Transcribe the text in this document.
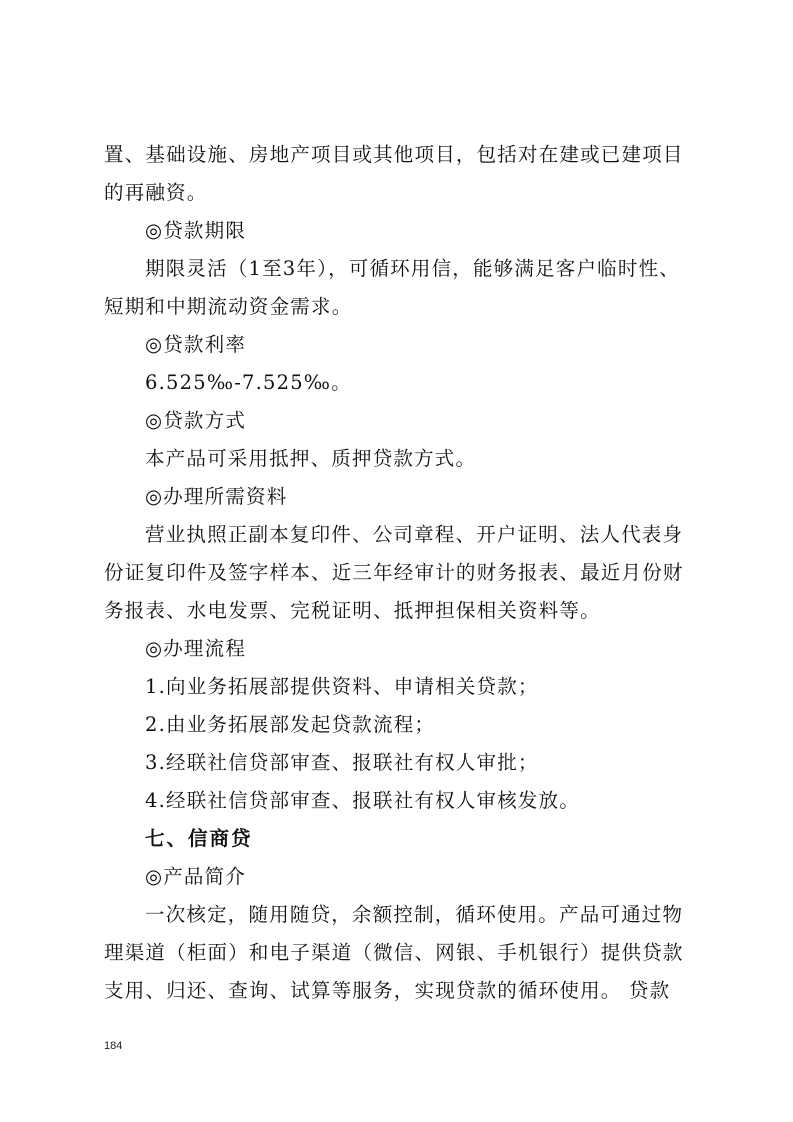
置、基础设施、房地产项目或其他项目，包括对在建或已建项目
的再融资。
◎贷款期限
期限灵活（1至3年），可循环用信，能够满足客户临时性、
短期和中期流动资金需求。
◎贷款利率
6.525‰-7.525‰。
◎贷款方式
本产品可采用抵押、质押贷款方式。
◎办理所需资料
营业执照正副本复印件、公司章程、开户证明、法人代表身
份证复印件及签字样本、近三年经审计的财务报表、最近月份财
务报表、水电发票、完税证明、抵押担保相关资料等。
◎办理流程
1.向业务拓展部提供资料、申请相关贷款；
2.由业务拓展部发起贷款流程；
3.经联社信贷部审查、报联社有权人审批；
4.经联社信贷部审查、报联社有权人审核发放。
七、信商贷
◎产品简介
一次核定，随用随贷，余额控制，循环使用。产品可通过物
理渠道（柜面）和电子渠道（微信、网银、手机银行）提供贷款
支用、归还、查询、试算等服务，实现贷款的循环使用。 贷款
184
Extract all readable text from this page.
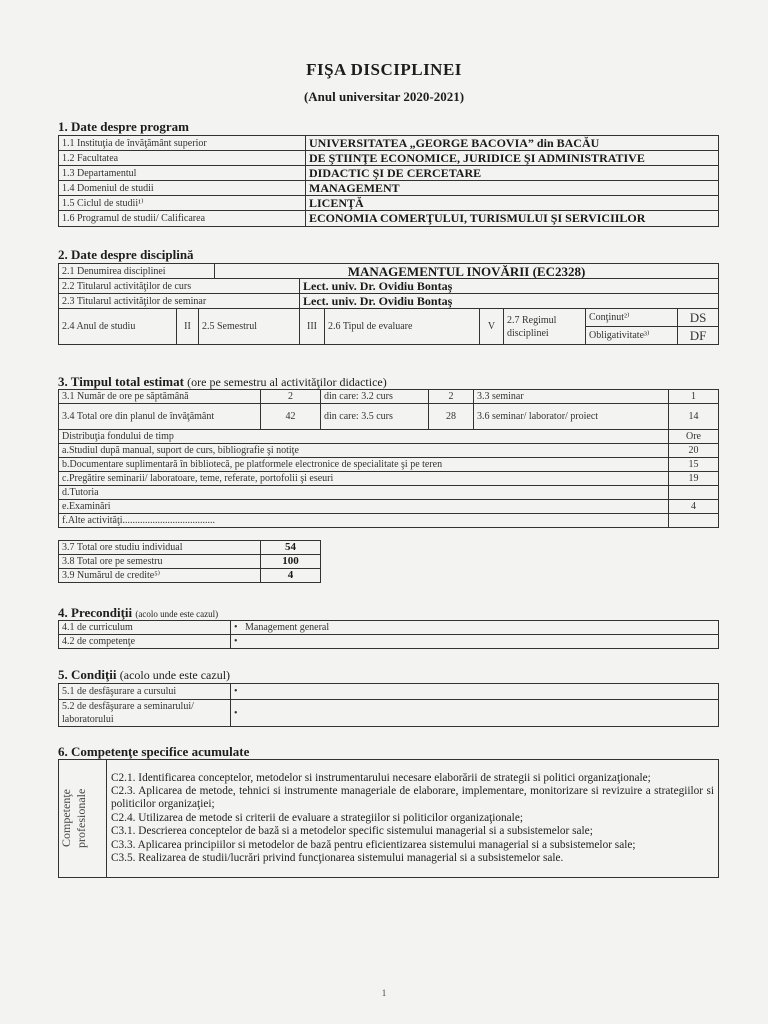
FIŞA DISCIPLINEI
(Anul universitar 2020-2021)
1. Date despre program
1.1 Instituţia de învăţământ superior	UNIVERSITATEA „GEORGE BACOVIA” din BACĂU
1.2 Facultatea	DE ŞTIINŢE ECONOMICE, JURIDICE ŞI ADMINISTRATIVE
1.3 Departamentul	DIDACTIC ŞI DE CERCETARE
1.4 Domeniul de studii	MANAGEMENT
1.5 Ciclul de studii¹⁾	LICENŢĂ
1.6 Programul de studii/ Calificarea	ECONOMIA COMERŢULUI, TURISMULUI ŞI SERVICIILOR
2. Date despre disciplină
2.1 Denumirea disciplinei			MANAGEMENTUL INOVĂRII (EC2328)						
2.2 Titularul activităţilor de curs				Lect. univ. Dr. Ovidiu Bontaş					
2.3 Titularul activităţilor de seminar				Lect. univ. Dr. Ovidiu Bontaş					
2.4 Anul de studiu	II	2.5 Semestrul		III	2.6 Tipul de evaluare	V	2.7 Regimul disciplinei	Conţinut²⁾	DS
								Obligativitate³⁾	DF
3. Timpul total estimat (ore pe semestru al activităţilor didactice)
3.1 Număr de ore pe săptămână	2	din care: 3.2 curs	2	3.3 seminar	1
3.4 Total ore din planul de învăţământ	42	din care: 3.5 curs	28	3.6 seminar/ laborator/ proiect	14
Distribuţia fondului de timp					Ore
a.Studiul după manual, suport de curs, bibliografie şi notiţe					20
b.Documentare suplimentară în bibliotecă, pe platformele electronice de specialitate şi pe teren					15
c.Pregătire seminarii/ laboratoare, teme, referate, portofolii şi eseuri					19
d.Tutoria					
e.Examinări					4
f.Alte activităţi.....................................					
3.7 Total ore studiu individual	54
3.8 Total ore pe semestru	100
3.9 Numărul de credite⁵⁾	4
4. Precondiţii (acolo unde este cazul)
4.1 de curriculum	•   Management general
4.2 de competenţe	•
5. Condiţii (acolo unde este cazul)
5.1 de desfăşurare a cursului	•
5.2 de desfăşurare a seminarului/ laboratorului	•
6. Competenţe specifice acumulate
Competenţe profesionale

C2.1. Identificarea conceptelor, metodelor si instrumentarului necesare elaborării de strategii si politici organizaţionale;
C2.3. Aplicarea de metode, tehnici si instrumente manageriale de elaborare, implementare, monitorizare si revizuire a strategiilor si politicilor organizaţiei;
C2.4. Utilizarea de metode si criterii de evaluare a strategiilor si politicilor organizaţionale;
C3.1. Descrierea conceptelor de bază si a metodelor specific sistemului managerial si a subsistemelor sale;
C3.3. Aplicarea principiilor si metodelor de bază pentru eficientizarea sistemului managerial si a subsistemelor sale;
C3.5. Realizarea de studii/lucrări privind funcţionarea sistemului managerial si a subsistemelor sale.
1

━━━━━━━━━━━━━━━━━━━━━━━━━━━━━━

## REQUIREMENTS
Every entry must be transcribed exactly. Pictures do not belong in the copy.

## SOLUTION TO THIS PROBLEM
Transcribe the text in this document.
置、基础设施、房地产项目或其他项目，包括对在建或已建项目
的再融资。
◎贷款期限
期限灵活（1至3年），可循环用信，能够满足客户临时性、
短期和中期流动资金需求。
◎贷款利率
6.525‰-7.525‰。
◎贷款方式
本产品可采用抵押、质押贷款方式。
◎办理所需资料
营业执照正副本复印件、公司章程、开户证明、法人代表身
份证复印件及签字样本、近三年经审计的财务报表、最近月份财
务报表、水电发票、完税证明、抵押担保相关资料等。
◎办理流程
1.向业务拓展部提供资料、申请相关贷款；
2.由业务拓展部发起贷款流程；
3.经联社信贷部审查、报联社有权人审批；
4.经联社信贷部审查、报联社有权人审核发放。
七、信商贷
◎产品简介
一次核定，随用随贷，余额控制，循环使用。产品可通过物
理渠道（柜面）和电子渠道（微信、网银、手机银行）提供贷款
支用、归还、查询、试算等服务，实现贷款的循环使用。 贷款
184
Extract all readable text from this page.
FIŞA DISCIPLINEI
(Anul universitar 2020-2021)
1. Date despre program
1.1 Instituţia de învăţământ superior	UNIVERSITATEA „GEORGE BACOVIA” din BACĂU
1.2 Facultatea	DE ŞTIINŢE ECONOMICE, JURIDICE ŞI ADMINISTRATIVE
1.3 Departamentul	DIDACTIC ŞI DE CERCETARE
1.4 Domeniul de studii	MANAGEMENT
1.5 Ciclul de studii¹⁾	LICENŢĂ
1.6 Programul de studii/ Calificarea	ECONOMIA COMERŢULUI, TURISMULUI ŞI SERVICIILOR
2. Date despre disciplină
2.1 Denumirea disciplinei			MANAGEMENTUL INOVĂRII (EC2328)						
2.2 Titularul activităţilor de curs				Lect. univ. Dr. Ovidiu Bontaş					
2.3 Titularul activităţilor de seminar				Lect. univ. Dr. Ovidiu Bontaş					
2.4 Anul de studiu	II	2.5 Semestrul		III	2.6 Tipul de evaluare	V	2.7 Regimul disciplinei	Conţinut²⁾	DS
								Obligativitate³⁾	DF
3. Timpul total estimat (ore pe semestru al activităţilor didactice)
3.1 Număr de ore pe săptămână	2	din care: 3.2 curs	2	3.3 seminar	1
3.4 Total ore din planul de învăţământ	42	din care: 3.5 curs	28	3.6 seminar/ laborator/ proiect	14
Distribuţia fondului de timp					Ore
a.Studiul după manual, suport de curs, bibliografie şi notiţe					20
b.Documentare suplimentară în bibliotecă, pe platformele electronice de specialitate şi pe teren					15
c.Pregătire seminarii/ laboratoare, teme, referate, portofolii şi eseuri					19
d.Tutoria					
e.Examinări					4
f.Alte activităţi.....................................					
3.7 Total ore studiu individual	54
3.8 Total ore pe semestru	100
3.9 Numărul de credite⁵⁾	4
4. Precondiţii (acolo unde este cazul)
4.1 de curriculum	•   Management general
4.2 de competenţe	•
5. Condiţii (acolo unde este cazul)
5.1 de desfăşurare a cursului	•
5.2 de desfăşurare a seminarului/ laboratorului	•
6. Competenţe specifice acumulate
Competenţe profesionale

C2.1. Identificarea conceptelor, metodelor si instrumentarului necesare elaborării de strategii si politici organizaţionale;
C2.3. Aplicarea de metode, tehnici si instrumente manageriale de elaborare, implementare, monitorizare si revizuire a strategiilor si politicilor organizaţiei;
C2.4. Utilizarea de metode si criterii de evaluare a strategiilor si politicilor organizaţionale;
C3.1. Descrierea conceptelor de bază si a metodelor specific sistemului managerial si a subsistemelor sale;
C3.3. Aplicarea principiilor si metodelor de bază pentru eficientizarea sistemului managerial si a subsistemelor sale;
C3.5. Realizarea de studii/lucrări privind funcţionarea sistemului managerial si a subsistemelor sale.
1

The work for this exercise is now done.